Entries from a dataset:
╔══
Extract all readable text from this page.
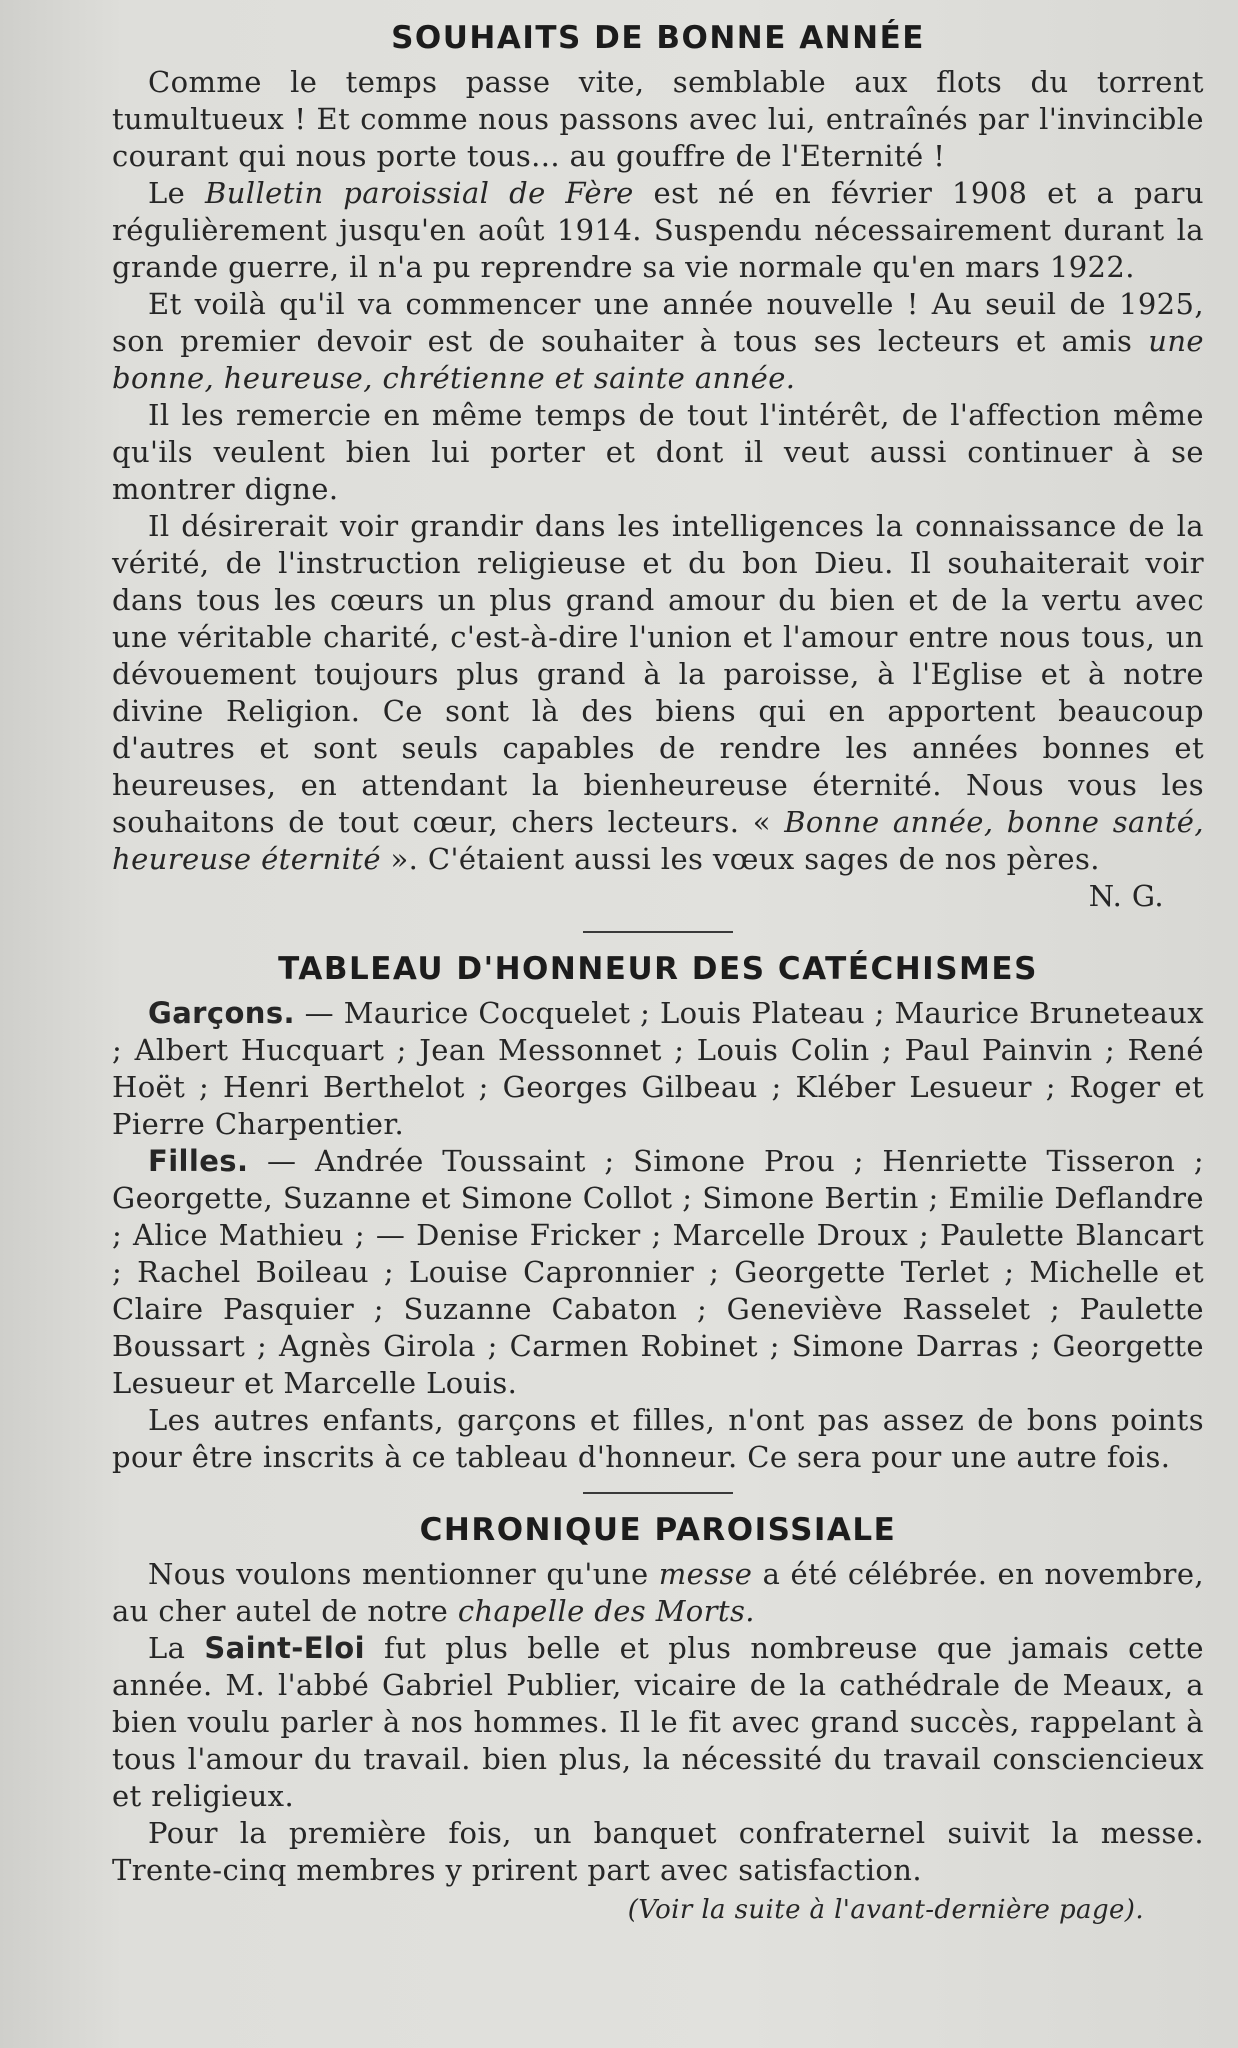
SOUHAITS DE BONNE ANNÉE

Comme le temps passe vite, semblable aux flots du torrent tumultueux ! Et comme nous passons avec lui, entraînés par l'invincible courant qui nous porte tous... au gouffre de l'Eternité !

Le Bulletin paroissial de Fère est né en février 1908 et a paru régulièrement jusqu'en août 1914. Suspendu nécessairement durant la grande guerre, il n'a pu reprendre sa vie normale qu'en mars 1922.

Et voilà qu'il va commencer une année nouvelle ! Au seuil de 1925, son premier devoir est de souhaiter à tous ses lecteurs et amis une bonne, heureuse, chrétienne et sainte année.

Il les remercie en même temps de tout l'intérêt, de l'affection même qu'ils veulent bien lui porter et dont il veut aussi continuer à se montrer digne.

Il désirerait voir grandir dans les intelligences la connaissance de la vérité, de l'instruction religieuse et du bon Dieu. Il souhaiterait voir dans tous les cœurs un plus grand amour du bien et de la vertu avec une véritable charité, c'est-à-dire l'union et l'amour entre nous tous, un dévouement toujours plus grand à la paroisse, à l'Eglise et à notre divine Religion. Ce sont là des biens qui en apportent beaucoup d'autres et sont seuls capables de rendre les années bonnes et heureuses, en attendant la bienheureuse éternité. Nous vous les souhaitons de tout cœur, chers lecteurs. « Bonne année, bonne santé, heureuse éternité ». C'étaient aussi les vœux sages de nos pères.
N. G.

TABLEAU D'HONNEUR DES CATÉCHISMES

Garçons. — Maurice Cocquelet ; Louis Plateau ; Maurice Bruneteaux ; Albert Hucquart ; Jean Messonnet ; Louis Colin ; Paul Painvin ; René Hoët ; Henri Berthelot ; Georges Gilbeau ; Kléber Lesueur ; Roger et Pierre Charpentier.

Filles. — Andrée Toussaint ; Simone Prou ; Henriette Tisseron ; Georgette, Suzanne et Simone Collot ; Simone Bertin ; Emilie Deflandre ; Alice Mathieu ; — Denise Fricker ; Marcelle Droux ; Paulette Blancart ; Rachel Boileau ; Louise Capronnier ; Georgette Terlet ; Michelle et Claire Pasquier ; Suzanne Cabaton ; Geneviève Rasselet ; Paulette Boussart ; Agnès Girola ; Carmen Robinet ; Simone Darras ; Georgette Lesueur et Marcelle Louis.

Les autres enfants, garçons et filles, n'ont pas assez de bons points pour être inscrits à ce tableau d'honneur. Ce sera pour une autre fois.

CHRONIQUE PAROISSIALE

Nous voulons mentionner qu'une messe a été célébrée. en novembre, au cher autel de notre chapelle des Morts.

La Saint-Eloi fut plus belle et plus nombreuse que jamais cette année. M. l'abbé Gabriel Publier, vicaire de la cathédrale de Meaux, a bien voulu parler à nos hommes. Il le fit avec grand succès, rappelant à tous l'amour du travail. bien plus, la nécessité du travail consciencieux et religieux.

Pour la première fois, un banquet confraternel suivit la messe. Trente-cinq membres y prirent part avec satisfaction.

(Voir la suite à l'avant-dernière page).
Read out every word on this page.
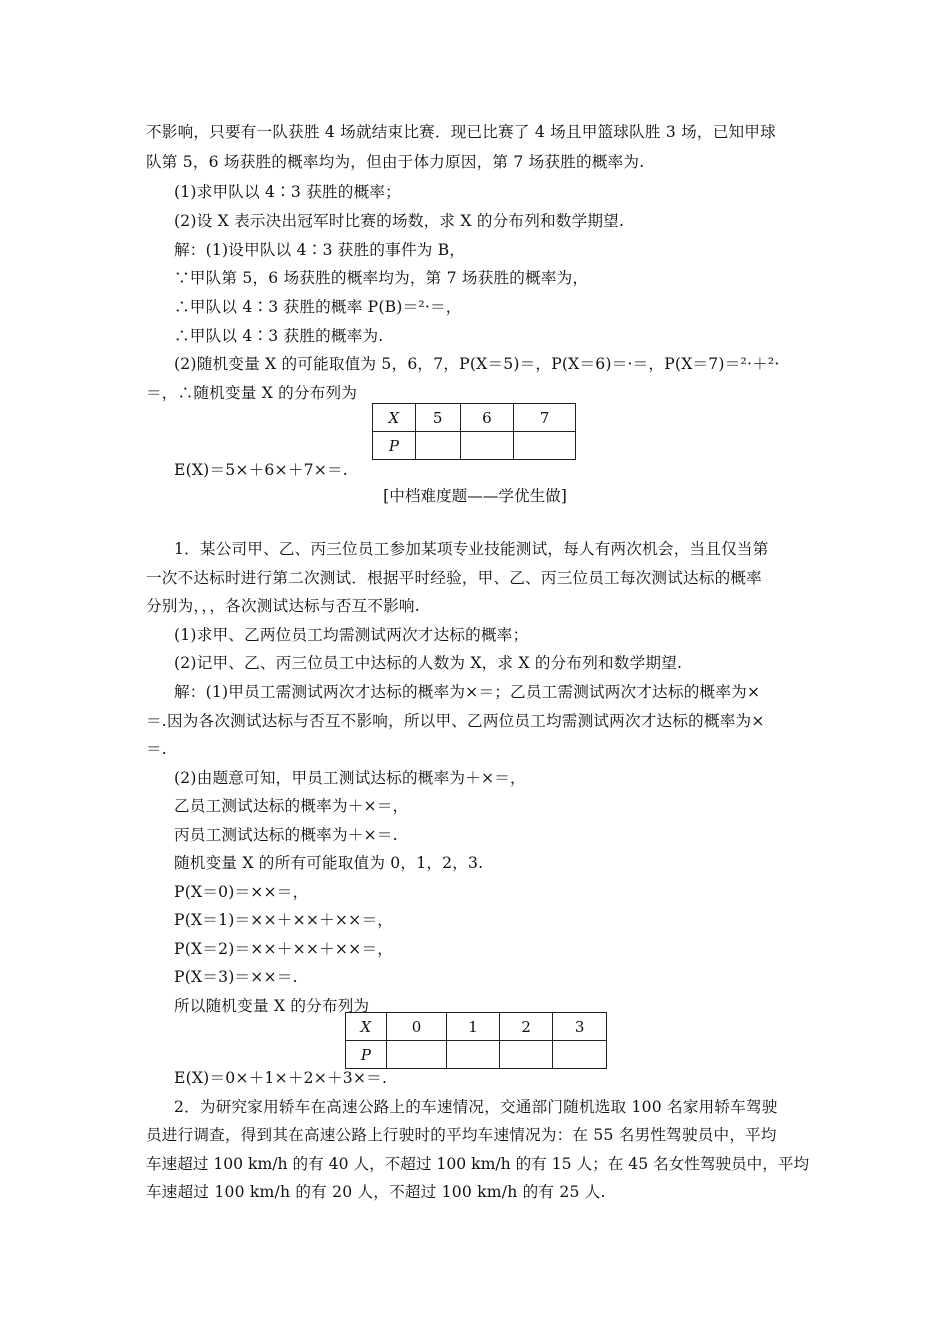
不影响，只要有一队获胜 4 场就结束比赛．现已比赛了 4 场且甲篮球队胜 3 场，已知甲球
队第 5，6 场获胜的概率均为，但由于体力原因，第 7 场获胜的概率为.
(1)求甲队以 4∶3 获胜的概率；
(2)设 X 表示决出冠军时比赛的场数，求 X 的分布列和数学期望.
解：(1)设甲队以 4∶3 获胜的事件为 B，
∵甲队第 5，6 场获胜的概率均为，第 7 场获胜的概率为，
∴甲队以 4∶3 获胜的概率 P(B)＝²·＝，
∴甲队以 4∶3 获胜的概率为.
(2)随机变量 X 的可能取值为 5，6，7，P(X＝5)＝，P(X＝6)＝·＝，P(X＝7)＝²·＋²·
＝，∴随机变量 X 的分布列为
X	5	6	7
P			
E(X)＝5×＋6×＋7×＝.
[中档难度题——学优生做]
1．某公司甲、乙、丙三位员工参加某项专业技能测试，每人有两次机会，当且仅当第
一次不达标时进行第二次测试．根据平时经验，甲、乙、丙三位员工每次测试达标的概率
分别为，，，各次测试达标与否互不影响.
(1)求甲、乙两位员工均需测试两次才达标的概率；
(2)记甲、乙、丙三位员工中达标的人数为 X，求 X 的分布列和数学期望.
解：(1)甲员工需测试两次才达标的概率为×＝；乙员工需测试两次才达标的概率为×
＝.因为各次测试达标与否互不影响，所以甲、乙两位员工均需测试两次才达标的概率为×
＝.
(2)由题意可知，甲员工测试达标的概率为＋×＝，
乙员工测试达标的概率为＋×＝，
丙员工测试达标的概率为＋×＝.
随机变量 X 的所有可能取值为 0，1，2，3.
P(X＝0)＝××＝，
P(X＝1)＝××＋××＋××＝，
P(X＝2)＝××＋××＋××＝，
P(X＝3)＝××＝.
所以随机变量 X 的分布列为
X	0	1	2	3
P				
E(X)＝0×＋1×＋2×＋3×＝.
2．为研究家用轿车在高速公路上的车速情况，交通部门随机选取 100 名家用轿车驾驶
员进行调查，得到其在高速公路上行驶时的平均车速情况为：在 55 名男性驾驶员中，平均
车速超过 100 km/h 的有 40 人，不超过 100 km/h 的有 15 人；在 45 名女性驾驶员中，平均
车速超过 100 km/h 的有 20 人，不超过 100 km/h 的有 25 人.
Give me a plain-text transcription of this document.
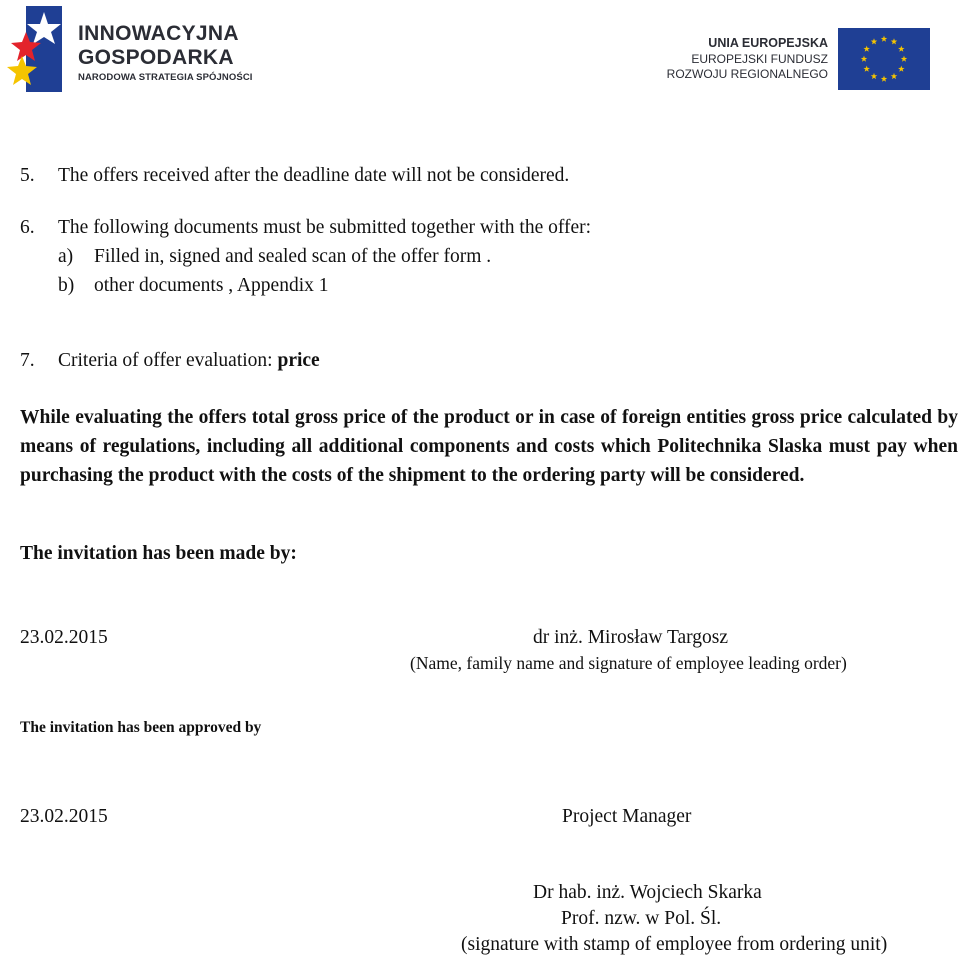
INNOWACYJNA
GOSPODARKA
NARODOWA STRATEGIA SPÓJNOŚCI
UNIA EUROPEJSKA
EUROPEJSKI FUNDUSZ
ROZWOJU REGIONALNEGO
5. The offers received after the deadline date will not be considered.
6. The following documents must be submitted together with the offer:
a) Filled in, signed and sealed scan of the offer form .
b) other documents , Appendix 1
7. Criteria of offer evaluation: price
While evaluating the offers total gross price of the product or in case of foreign entities gross price calculated by means of regulations, including all additional components and costs which Politechnika Slaska must pay when purchasing the product with the costs of the shipment to the ordering party will be considered.
The invitation has been made by:
23.02.2015	dr inż. Mirosław Targosz
(Name, family name and signature of employee leading order)
The invitation has been approved by
23.02.2015	Project Manager
Dr hab. inż. Wojciech Skarka
Prof. nzw. w Pol. Śl.
(signature with stamp of employee from ordering unit)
╚══
BRIEF: Reproduce the lines above, exactly and exclusively, from the line containing "Give me a plain-text" down to the last line, both included; pictures are not part of the copy.

RESPONSE TO THIS EXERCISE:
Give me a plain-text transcription of this document.
INNOWACYJNA
GOSPODARKA
NARODOWA STRATEGIA SPÓJNOŚCI
UNIA EUROPEJSKA
EUROPEJSKI FUNDUSZ
ROZWOJU REGIONALNEGO
5. The offers received after the deadline date will not be considered.
6. The following documents must be submitted together with the offer:
a) Filled in, signed and sealed scan of the offer form .
b) other documents , Appendix 1
7. Criteria of offer evaluation: price
While evaluating the offers total gross price of the product or in case of foreign entities gross price calculated by means of regulations, including all additional components and costs which Politechnika Slaska must pay when purchasing the product with the costs of the shipment to the ordering party will be considered.
The invitation has been made by:
23.02.2015	dr inż. Mirosław Targosz
(Name, family name and signature of employee leading order)
The invitation has been approved by
23.02.2015	Project Manager
Dr hab. inż. Wojciech Skarka
Prof. nzw. w Pol. Śl.
(signature with stamp of employee from ordering unit)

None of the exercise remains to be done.